Records from a collection
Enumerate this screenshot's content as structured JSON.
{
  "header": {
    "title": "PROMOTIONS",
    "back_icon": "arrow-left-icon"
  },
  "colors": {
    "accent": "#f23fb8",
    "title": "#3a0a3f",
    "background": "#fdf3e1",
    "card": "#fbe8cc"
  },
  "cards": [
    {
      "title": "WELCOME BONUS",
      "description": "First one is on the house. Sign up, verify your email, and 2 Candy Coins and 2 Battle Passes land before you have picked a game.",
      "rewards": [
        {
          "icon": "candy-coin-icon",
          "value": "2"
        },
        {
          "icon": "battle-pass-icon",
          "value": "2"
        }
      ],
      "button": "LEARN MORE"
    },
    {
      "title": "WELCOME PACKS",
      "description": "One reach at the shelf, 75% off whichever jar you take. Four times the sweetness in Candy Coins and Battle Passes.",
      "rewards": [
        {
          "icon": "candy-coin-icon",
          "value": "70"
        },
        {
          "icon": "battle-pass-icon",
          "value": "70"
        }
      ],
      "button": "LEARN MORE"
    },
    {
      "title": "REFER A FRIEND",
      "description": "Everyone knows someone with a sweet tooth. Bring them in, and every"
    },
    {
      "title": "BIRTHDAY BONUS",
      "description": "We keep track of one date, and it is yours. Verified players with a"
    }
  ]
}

REQUIRED TASK: Within the listing, how many lines hold the word "BONUS"? Only the number is to be given.

RESULT OF THE EXERCISE: 2